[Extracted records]
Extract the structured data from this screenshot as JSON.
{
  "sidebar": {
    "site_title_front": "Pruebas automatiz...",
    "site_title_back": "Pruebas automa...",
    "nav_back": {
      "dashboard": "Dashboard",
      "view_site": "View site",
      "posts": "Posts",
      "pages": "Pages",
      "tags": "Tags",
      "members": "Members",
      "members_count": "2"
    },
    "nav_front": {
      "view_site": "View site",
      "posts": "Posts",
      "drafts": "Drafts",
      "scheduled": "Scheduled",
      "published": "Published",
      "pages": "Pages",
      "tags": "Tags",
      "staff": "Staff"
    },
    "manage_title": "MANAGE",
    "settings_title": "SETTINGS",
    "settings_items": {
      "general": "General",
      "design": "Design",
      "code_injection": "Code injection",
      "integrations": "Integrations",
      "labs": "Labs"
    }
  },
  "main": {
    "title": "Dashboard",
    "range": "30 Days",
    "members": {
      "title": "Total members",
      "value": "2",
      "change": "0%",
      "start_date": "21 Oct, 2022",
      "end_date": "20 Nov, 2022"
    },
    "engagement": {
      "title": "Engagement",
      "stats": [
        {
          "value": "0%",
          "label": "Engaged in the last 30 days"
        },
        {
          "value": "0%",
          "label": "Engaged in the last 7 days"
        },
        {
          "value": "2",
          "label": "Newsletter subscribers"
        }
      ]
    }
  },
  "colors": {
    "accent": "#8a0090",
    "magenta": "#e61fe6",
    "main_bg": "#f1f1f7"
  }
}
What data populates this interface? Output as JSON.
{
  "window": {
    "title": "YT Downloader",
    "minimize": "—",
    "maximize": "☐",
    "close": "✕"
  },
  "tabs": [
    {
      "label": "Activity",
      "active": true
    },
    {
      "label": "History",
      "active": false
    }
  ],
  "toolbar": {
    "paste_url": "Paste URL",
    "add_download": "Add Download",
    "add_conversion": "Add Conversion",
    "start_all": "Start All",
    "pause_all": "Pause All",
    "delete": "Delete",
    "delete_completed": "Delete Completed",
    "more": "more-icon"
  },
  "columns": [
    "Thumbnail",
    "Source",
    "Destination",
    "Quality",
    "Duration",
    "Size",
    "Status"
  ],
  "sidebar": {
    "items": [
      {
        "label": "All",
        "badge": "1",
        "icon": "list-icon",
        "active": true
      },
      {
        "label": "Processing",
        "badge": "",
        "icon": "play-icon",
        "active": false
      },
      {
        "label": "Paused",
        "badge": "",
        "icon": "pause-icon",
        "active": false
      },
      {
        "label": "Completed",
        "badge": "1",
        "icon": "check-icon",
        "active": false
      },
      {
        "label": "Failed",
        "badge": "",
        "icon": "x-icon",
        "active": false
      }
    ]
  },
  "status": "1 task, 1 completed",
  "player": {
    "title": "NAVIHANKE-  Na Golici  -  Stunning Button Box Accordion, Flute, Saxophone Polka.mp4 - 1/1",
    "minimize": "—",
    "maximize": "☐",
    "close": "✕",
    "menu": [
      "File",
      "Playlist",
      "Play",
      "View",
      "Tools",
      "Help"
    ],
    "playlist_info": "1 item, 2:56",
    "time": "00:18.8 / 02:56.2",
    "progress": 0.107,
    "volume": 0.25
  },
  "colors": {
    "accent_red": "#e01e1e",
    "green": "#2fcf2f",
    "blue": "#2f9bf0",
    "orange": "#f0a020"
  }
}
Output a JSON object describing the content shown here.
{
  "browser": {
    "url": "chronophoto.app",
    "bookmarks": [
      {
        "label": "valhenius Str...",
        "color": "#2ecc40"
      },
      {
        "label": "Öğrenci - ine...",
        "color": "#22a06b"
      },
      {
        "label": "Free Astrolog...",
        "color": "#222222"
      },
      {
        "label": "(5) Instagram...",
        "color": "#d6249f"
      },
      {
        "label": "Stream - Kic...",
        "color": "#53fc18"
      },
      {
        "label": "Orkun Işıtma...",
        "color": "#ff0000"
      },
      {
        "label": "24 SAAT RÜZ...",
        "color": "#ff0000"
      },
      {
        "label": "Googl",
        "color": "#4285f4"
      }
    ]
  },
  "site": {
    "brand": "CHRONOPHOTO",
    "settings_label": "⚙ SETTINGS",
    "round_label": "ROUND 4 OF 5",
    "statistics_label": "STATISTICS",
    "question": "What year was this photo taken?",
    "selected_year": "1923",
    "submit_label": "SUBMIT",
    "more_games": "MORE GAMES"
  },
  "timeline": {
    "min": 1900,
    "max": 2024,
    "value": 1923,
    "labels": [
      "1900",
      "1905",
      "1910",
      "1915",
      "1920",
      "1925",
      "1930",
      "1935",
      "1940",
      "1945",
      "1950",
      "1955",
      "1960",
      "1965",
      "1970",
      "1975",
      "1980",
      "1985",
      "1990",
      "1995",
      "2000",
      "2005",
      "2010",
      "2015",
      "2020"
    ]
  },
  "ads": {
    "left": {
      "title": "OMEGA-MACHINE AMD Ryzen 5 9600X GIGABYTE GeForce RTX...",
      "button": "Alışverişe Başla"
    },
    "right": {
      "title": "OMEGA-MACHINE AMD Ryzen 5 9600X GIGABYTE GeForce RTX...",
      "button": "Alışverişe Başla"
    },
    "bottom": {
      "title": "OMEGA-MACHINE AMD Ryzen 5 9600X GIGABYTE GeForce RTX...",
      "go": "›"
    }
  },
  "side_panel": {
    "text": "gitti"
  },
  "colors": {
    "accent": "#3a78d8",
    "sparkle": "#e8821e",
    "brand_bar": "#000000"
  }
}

» Written task
Reproduce all the data word for word.

» The completed task
Extract the structured data from this screenshot as JSON.
{
  "sidebar": {
    "site_title_front": "Pruebas automatiz...",
    "site_title_back": "Pruebas automa...",
    "nav_back": {
      "dashboard": "Dashboard",
      "view_site": "View site",
      "posts": "Posts",
      "pages": "Pages",
      "tags": "Tags",
      "members": "Members",
      "members_count": "2"
    },
    "nav_front": {
      "view_site": "View site",
      "posts": "Posts",
      "drafts": "Drafts",
      "scheduled": "Scheduled",
      "published": "Published",
      "pages": "Pages",
      "tags": "Tags",
      "staff": "Staff"
    },
    "manage_title": "MANAGE",
    "settings_title": "SETTINGS",
    "settings_items": {
      "general": "General",
      "design": "Design",
      "code_injection": "Code injection",
      "integrations": "Integrations",
      "labs": "Labs"
    }
  },
  "main": {
    "title": "Dashboard",
    "range": "30 Days",
    "members": {
      "title": "Total members",
      "value": "2",
      "change": "0%",
      "start_date": "21 Oct, 2022",
      "end_date": "20 Nov, 2022"
    },
    "engagement": {
      "title": "Engagement",
      "stats": [
        {
          "value": "0%",
          "label": "Engaged in the last 30 days"
        },
        {
          "value": "0%",
          "label": "Engaged in the last 7 days"
        },
        {
          "value": "2",
          "label": "Newsletter subscribers"
        }
      ]
    }
  },
  "colors": {
    "accent": "#8a0090",
    "magenta": "#e61fe6",
    "main_bg": "#f1f1f7"
  }
}
What data populates this interface? Output as JSON.
{
  "window": {
    "title": "YT Downloader",
    "minimize": "—",
    "maximize": "☐",
    "close": "✕"
  },
  "tabs": [
    {
      "label": "Activity",
      "active": true
    },
    {
      "label": "History",
      "active": false
    }
  ],
  "toolbar": {
    "paste_url": "Paste URL",
    "add_download": "Add Download",
    "add_conversion": "Add Conversion",
    "start_all": "Start All",
    "pause_all": "Pause All",
    "delete": "Delete",
    "delete_completed": "Delete Completed",
    "more": "more-icon"
  },
  "columns": [
    "Thumbnail",
    "Source",
    "Destination",
    "Quality",
    "Duration",
    "Size",
    "Status"
  ],
  "sidebar": {
    "items": [
      {
        "label": "All",
        "badge": "1",
        "icon": "list-icon",
        "active": true
      },
      {
        "label": "Processing",
        "badge": "",
        "icon": "play-icon",
        "active": false
      },
      {
        "label": "Paused",
        "badge": "",
        "icon": "pause-icon",
        "active": false
      },
      {
        "label": "Completed",
        "badge": "1",
        "icon": "check-icon",
        "active": false
      },
      {
        "label": "Failed",
        "badge": "",
        "icon": "x-icon",
        "active": false
      }
    ]
  },
  "status": "1 task, 1 completed",
  "player": {
    "title": "NAVIHANKE-  Na Golici  -  Stunning Button Box Accordion, Flute, Saxophone Polka.mp4 - 1/1",
    "minimize": "—",
    "maximize": "☐",
    "close": "✕",
    "menu": [
      "File",
      "Playlist",
      "Play",
      "View",
      "Tools",
      "Help"
    ],
    "playlist_info": "1 item, 2:56",
    "time": "00:18.8 / 02:56.2",
    "progress": 0.107,
    "volume": 0.25
  },
  "colors": {
    "accent_red": "#e01e1e",
    "green": "#2fcf2f",
    "blue": "#2f9bf0",
    "orange": "#f0a020"
  }
}
Output a JSON object describing the content shown here.
{
  "browser": {
    "url": "chronophoto.app",
    "bookmarks": [
      {
        "label": "valhenius Str...",
        "color": "#2ecc40"
      },
      {
        "label": "Öğrenci - ine...",
        "color": "#22a06b"
      },
      {
        "label": "Free Astrolog...",
        "color": "#222222"
      },
      {
        "label": "(5) Instagram...",
        "color": "#d6249f"
      },
      {
        "label": "Stream - Kic...",
        "color": "#53fc18"
      },
      {
        "label": "Orkun Işıtma...",
        "color": "#ff0000"
      },
      {
        "label": "24 SAAT RÜZ...",
        "color": "#ff0000"
      },
      {
        "label": "Googl",
        "color": "#4285f4"
      }
    ]
  },
  "site": {
    "brand": "CHRONOPHOTO",
    "settings_label": "⚙ SETTINGS",
    "round_label": "ROUND 4 OF 5",
    "statistics_label": "STATISTICS",
    "question": "What year was this photo taken?",
    "selected_year": "1923",
    "submit_label": "SUBMIT",
    "more_games": "MORE GAMES"
  },
  "timeline": {
    "min": 1900,
    "max": 2024,
    "value": 1923,
    "labels": [
      "1900",
      "1905",
      "1910",
      "1915",
      "1920",
      "1925",
      "1930",
      "1935",
      "1940",
      "1945",
      "1950",
      "1955",
      "1960",
      "1965",
      "1970",
      "1975",
      "1980",
      "1985",
      "1990",
      "1995",
      "2000",
      "2005",
      "2010",
      "2015",
      "2020"
    ]
  },
  "ads": {
    "left": {
      "title": "OMEGA-MACHINE AMD Ryzen 5 9600X GIGABYTE GeForce RTX...",
      "button": "Alışverişe Başla"
    },
    "right": {
      "title": "OMEGA-MACHINE AMD Ryzen 5 9600X GIGABYTE GeForce RTX...",
      "button": "Alışverişe Başla"
    },
    "bottom": {
      "title": "OMEGA-MACHINE AMD Ryzen 5 9600X GIGABYTE GeForce RTX...",
      "go": "›"
    }
  },
  "side_panel": {
    "text": "gitti"
  },
  "colors": {
    "accent": "#3a78d8",
    "sparkle": "#e8821e",
    "brand_bar": "#000000"
  }
}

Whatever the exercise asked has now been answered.